- **EXERCISE**
In the lines starting with the one containing "index-field-input[interactable] (183, 190, 267, 199)" and going on through the one containing "reload-icon[interactable]: ↻ (24, 61, 31, 70)", switch each "invoice-cell" to "table-cell" and leave everything else unchanged. Return only those lines.

- **DATA EXCERPTS**

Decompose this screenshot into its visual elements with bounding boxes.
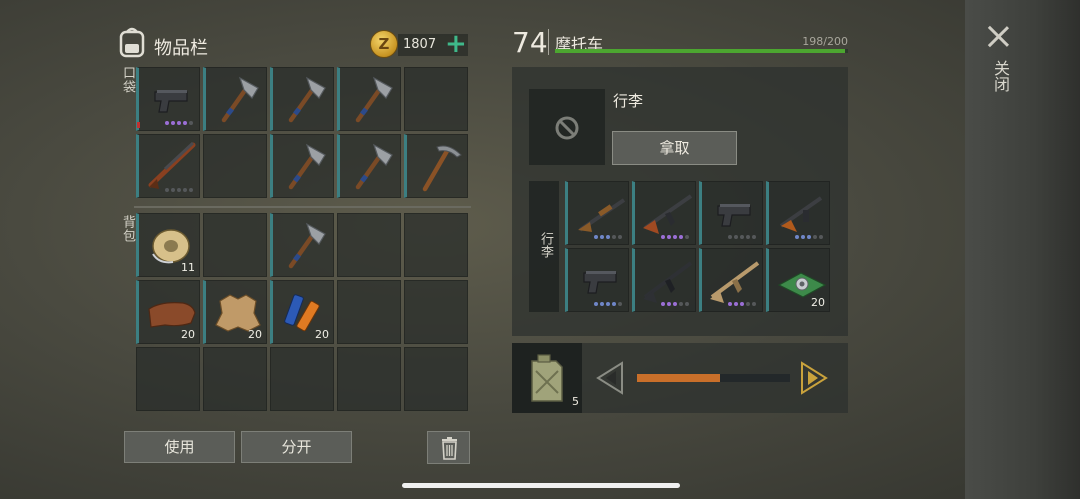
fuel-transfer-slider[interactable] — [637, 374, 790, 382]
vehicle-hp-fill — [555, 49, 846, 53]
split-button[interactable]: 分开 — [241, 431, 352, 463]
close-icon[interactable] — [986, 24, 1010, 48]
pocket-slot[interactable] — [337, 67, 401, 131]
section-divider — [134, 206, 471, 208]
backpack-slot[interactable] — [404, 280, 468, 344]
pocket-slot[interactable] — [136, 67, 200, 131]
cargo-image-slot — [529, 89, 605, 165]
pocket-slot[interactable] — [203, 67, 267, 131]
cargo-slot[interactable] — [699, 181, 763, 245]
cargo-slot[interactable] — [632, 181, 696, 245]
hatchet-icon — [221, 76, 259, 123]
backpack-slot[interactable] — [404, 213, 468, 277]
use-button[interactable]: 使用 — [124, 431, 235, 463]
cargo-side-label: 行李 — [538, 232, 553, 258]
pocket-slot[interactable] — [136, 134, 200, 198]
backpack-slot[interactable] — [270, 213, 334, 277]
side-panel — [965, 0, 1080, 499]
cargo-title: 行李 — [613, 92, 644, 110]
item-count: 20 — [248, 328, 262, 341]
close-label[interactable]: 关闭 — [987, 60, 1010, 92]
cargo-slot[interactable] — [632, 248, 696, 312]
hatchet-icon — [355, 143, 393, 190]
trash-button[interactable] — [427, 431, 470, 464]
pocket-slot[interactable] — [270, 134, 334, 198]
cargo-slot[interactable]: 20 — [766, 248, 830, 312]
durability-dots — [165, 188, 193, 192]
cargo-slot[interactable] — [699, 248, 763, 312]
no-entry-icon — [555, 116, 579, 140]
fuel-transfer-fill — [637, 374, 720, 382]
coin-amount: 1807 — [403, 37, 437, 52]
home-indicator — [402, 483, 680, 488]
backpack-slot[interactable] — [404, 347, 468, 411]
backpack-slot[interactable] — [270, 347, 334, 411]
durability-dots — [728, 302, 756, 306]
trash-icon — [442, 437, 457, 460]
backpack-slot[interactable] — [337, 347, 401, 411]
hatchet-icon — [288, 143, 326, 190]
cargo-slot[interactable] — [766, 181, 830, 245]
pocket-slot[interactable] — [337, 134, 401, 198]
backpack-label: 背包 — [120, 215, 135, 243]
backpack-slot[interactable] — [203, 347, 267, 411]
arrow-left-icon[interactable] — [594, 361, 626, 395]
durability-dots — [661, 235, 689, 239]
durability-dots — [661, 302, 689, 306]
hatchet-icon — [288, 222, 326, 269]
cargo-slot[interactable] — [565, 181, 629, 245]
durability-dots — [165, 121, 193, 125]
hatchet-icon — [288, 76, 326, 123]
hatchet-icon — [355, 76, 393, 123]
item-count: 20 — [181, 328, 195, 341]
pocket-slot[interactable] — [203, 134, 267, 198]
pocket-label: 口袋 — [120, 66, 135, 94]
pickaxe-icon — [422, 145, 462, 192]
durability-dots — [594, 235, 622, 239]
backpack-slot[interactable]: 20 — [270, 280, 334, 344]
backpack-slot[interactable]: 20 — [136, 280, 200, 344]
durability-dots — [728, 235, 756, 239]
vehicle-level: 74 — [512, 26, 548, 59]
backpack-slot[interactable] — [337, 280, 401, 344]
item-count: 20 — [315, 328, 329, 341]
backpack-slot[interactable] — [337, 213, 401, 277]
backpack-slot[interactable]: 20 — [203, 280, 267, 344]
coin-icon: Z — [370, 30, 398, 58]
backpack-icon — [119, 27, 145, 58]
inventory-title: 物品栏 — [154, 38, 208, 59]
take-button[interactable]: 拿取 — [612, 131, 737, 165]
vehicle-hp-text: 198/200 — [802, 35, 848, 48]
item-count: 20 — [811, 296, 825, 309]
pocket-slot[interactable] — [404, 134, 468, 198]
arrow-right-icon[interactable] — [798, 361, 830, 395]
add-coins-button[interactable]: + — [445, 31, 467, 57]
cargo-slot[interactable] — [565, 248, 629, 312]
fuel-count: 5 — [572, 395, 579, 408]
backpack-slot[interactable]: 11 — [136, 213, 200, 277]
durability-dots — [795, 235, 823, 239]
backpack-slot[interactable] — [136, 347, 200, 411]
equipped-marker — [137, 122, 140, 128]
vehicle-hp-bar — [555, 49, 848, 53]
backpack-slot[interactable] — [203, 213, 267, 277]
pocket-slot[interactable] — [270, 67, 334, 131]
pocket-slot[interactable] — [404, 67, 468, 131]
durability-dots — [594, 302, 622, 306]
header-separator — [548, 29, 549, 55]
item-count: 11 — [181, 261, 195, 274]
--
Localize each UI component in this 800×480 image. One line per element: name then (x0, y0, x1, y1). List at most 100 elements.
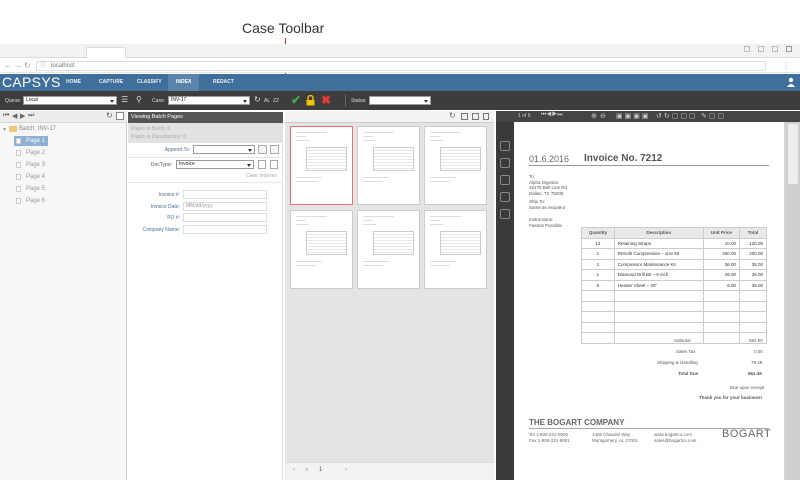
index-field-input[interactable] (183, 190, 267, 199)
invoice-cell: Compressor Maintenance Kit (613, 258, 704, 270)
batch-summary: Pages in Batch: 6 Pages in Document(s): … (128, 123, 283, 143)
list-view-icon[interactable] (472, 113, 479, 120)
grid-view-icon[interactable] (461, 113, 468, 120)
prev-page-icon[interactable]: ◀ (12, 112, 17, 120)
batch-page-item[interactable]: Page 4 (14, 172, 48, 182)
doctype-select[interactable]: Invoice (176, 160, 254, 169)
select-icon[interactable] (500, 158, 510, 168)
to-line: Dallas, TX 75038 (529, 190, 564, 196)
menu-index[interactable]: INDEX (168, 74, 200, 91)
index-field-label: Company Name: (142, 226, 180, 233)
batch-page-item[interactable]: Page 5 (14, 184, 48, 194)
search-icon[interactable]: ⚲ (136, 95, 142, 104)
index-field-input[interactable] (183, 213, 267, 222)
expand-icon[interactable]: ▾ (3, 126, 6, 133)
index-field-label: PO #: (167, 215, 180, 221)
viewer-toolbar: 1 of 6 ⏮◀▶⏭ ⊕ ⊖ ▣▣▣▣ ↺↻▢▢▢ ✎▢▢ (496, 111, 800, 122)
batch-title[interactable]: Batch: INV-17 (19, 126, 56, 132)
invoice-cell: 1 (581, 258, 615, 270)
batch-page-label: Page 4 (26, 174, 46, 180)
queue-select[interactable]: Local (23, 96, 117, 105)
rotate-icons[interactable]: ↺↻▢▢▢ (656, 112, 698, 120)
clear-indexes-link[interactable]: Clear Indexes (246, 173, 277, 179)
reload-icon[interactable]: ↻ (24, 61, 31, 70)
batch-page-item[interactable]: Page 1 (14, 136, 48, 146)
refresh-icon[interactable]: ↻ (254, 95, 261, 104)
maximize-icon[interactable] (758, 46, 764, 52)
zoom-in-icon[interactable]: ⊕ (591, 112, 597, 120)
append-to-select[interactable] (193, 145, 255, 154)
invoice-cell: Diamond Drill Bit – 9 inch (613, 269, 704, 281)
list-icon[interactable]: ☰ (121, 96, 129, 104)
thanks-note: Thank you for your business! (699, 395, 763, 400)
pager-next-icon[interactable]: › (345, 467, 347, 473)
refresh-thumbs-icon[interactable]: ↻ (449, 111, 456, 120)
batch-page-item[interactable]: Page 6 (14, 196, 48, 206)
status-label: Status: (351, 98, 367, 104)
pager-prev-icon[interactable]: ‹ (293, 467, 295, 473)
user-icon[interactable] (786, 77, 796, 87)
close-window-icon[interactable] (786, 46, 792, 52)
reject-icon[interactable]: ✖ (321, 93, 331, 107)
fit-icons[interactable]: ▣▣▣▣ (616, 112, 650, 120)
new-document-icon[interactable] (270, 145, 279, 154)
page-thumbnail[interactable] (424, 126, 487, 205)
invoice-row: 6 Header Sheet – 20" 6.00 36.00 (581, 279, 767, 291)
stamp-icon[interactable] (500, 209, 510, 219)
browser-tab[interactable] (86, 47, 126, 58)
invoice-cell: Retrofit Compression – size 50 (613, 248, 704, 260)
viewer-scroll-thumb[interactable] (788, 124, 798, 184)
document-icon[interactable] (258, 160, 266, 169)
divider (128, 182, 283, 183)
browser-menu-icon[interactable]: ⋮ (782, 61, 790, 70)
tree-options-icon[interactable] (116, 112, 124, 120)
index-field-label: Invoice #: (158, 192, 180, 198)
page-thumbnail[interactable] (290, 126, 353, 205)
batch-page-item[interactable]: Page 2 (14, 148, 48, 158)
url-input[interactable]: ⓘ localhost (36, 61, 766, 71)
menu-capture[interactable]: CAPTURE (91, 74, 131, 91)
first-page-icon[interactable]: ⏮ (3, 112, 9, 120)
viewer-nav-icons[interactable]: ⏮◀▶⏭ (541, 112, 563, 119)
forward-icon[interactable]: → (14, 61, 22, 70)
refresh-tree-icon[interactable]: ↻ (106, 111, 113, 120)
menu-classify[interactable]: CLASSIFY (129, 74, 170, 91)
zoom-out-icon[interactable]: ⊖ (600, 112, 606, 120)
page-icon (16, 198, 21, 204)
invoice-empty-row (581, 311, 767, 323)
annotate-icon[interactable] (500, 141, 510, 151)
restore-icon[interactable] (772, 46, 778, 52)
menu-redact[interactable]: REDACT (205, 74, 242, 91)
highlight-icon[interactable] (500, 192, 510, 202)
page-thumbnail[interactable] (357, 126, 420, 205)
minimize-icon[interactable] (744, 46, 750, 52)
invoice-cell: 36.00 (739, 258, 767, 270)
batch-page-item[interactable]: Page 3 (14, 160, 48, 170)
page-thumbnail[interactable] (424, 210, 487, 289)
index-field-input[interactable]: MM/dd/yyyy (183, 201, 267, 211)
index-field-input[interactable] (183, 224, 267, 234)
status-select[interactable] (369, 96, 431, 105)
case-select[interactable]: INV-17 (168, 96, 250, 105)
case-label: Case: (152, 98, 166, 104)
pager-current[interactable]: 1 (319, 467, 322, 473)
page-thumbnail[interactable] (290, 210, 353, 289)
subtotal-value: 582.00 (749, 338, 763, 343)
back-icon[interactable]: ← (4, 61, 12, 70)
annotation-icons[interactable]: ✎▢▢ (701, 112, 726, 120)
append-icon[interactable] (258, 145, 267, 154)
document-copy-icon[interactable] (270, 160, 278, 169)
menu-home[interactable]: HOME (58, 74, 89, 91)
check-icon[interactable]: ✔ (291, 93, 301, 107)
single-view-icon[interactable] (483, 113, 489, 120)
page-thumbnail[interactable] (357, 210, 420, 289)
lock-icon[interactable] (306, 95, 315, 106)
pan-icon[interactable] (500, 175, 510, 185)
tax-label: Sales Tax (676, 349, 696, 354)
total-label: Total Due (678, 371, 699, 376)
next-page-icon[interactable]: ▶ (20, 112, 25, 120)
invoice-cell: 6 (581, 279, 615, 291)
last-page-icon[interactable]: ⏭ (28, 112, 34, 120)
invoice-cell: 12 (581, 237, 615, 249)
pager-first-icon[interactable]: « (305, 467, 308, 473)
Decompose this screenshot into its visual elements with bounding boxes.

- **RESPONSE FOR THIS EXERCISE**
index-field-input[interactable] (183, 190, 267, 199)
table-cell: Compressor Maintenance Kit (613, 258, 704, 270)
batch-summary: Pages in Batch: 6 Pages in Document(s): … (128, 123, 283, 143)
list-view-icon[interactable] (472, 113, 479, 120)
grid-view-icon[interactable] (461, 113, 468, 120)
prev-page-icon[interactable]: ◀ (12, 112, 17, 120)
batch-page-item[interactable]: Page 4 (14, 172, 48, 182)
doctype-select[interactable]: Invoice (176, 160, 254, 169)
select-icon[interactable] (500, 158, 510, 168)
to-line: Dallas, TX 75038 (529, 190, 564, 196)
menu-index[interactable]: INDEX (168, 74, 200, 91)
index-field-label: Company Name: (142, 226, 180, 233)
batch-page-item[interactable]: Page 5 (14, 184, 48, 194)
search-icon[interactable]: ⚲ (136, 95, 142, 104)
index-field-input[interactable] (183, 213, 267, 222)
expand-icon[interactable]: ▾ (3, 126, 6, 133)
index-field-label: PO #: (167, 215, 180, 221)
viewer-toolbar: 1 of 6 ⏮◀▶⏭ ⊕ ⊖ ▣▣▣▣ ↺↻▢▢▢ ✎▢▢ (496, 111, 800, 122)
batch-title[interactable]: Batch: INV-17 (19, 126, 56, 132)
table-cell: 1 (581, 258, 615, 270)
batch-page-label: Page 4 (26, 174, 46, 180)
queue-select[interactable]: Local (23, 96, 117, 105)
rotate-icons[interactable]: ↺↻▢▢▢ (656, 112, 698, 120)
clear-indexes-link[interactable]: Clear Indexes (246, 173, 277, 179)
reload-icon[interactable]: ↻ (24, 61, 31, 70)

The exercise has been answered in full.